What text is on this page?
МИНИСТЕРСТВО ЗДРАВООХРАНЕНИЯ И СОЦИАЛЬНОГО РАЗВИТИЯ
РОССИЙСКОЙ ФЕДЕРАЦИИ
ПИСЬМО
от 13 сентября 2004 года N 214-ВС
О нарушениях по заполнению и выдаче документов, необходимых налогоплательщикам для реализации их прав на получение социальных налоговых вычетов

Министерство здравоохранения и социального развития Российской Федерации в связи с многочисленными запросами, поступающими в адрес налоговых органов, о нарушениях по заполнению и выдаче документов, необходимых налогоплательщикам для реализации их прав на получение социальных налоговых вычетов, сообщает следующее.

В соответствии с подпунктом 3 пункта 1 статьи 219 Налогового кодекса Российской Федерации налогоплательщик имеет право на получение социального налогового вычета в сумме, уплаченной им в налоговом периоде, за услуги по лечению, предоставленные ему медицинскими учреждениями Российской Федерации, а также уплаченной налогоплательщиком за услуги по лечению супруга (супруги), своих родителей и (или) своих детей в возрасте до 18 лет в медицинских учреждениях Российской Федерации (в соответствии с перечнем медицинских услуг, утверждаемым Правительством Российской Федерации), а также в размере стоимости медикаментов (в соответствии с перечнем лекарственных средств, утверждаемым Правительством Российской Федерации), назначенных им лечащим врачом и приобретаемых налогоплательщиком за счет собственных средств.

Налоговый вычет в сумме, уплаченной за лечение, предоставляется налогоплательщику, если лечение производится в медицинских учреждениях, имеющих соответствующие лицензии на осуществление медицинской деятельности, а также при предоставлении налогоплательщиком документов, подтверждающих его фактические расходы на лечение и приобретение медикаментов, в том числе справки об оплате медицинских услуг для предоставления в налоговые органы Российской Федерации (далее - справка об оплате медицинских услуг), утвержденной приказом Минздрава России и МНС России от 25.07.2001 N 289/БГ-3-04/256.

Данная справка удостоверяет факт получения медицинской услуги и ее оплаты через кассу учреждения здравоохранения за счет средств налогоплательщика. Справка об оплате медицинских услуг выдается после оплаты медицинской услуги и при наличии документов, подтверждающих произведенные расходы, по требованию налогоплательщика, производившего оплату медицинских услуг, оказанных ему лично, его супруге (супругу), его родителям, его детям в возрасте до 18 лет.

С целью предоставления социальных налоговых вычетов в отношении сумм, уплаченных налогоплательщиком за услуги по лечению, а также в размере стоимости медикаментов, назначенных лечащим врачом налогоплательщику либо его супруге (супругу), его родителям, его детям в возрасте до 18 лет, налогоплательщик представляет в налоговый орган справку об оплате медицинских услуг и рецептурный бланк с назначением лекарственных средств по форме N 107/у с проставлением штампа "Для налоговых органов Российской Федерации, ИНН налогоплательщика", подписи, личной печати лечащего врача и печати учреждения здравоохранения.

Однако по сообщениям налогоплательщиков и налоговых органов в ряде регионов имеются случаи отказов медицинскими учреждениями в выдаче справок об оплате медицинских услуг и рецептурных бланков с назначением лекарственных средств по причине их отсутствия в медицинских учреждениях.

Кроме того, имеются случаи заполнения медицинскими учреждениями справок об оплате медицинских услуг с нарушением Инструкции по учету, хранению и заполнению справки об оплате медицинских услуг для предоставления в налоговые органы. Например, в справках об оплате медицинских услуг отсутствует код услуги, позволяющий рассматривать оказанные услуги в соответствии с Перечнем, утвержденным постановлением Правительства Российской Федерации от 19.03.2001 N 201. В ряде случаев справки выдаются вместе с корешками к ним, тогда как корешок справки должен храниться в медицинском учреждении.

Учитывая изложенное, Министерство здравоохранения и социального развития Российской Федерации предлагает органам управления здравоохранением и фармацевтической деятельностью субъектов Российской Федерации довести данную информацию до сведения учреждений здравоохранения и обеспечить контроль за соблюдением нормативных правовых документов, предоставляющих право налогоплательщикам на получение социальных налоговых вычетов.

──────────

Select every line where the word "детям" occurs.

### Exercise output
Данная справка удостоверяет факт получения медицинской услуги и ее оплаты через кассу учреждения здравоохранения за счет средств налогоплательщика. Справка об оплате медицинских услуг выдается после оплаты медицинской услуги и при наличии документов, подтверждающих произведенные расходы, по требованию налогоплательщика, производившего оплату медицинских услуг, оказанных ему лично, его супруге (супругу), его родителям, его детям в возрасте до 18 лет.
С целью предоставления социальных налоговых вычетов в отношении сумм, уплаченных налогоплательщиком за услуги по лечению, а также в размере стоимости медикаментов, назначенных лечащим врачом налогоплательщику либо его супруге (супругу), его родителям, его детям в возрасте до 18 лет, налогоплательщик представляет в налоговый орган справку об оплате медицинских услуг и рецептурный бланк с назначением лекарственных средств по форме N 107/у с проставлением штампа "Для налоговых органов Российской Федерации, ИНН налогоплательщика", подписи, личной печати лечащего врача и печати учреждения здравоохранения.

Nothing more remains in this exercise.